The records:
+===+
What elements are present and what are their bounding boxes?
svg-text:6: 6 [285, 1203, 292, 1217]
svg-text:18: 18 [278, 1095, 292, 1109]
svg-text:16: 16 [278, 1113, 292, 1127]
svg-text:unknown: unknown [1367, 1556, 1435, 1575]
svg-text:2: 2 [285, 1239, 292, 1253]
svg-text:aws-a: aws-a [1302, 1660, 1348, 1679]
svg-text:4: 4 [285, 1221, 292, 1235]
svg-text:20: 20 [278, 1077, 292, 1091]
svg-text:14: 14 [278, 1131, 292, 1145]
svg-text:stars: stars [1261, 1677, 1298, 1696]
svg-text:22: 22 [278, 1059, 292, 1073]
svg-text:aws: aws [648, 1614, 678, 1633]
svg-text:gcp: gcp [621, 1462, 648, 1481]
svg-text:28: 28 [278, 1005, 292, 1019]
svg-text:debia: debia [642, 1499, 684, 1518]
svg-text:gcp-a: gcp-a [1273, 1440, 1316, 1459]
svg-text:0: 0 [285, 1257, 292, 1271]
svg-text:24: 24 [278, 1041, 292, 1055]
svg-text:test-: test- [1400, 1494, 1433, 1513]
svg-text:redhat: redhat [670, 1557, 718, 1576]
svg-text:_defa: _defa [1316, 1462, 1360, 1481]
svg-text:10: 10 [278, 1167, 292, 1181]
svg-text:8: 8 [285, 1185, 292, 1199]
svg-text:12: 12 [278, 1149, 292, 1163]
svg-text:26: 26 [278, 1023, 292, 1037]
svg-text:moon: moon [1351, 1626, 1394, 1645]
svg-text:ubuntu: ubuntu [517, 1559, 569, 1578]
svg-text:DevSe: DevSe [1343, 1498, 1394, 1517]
+===+
What the exercise asks:
Pull out each line of the listing that contains the string "bounding". The match is case-sensitive.

Expected answer:
What elements are present and what are their bounding boxes?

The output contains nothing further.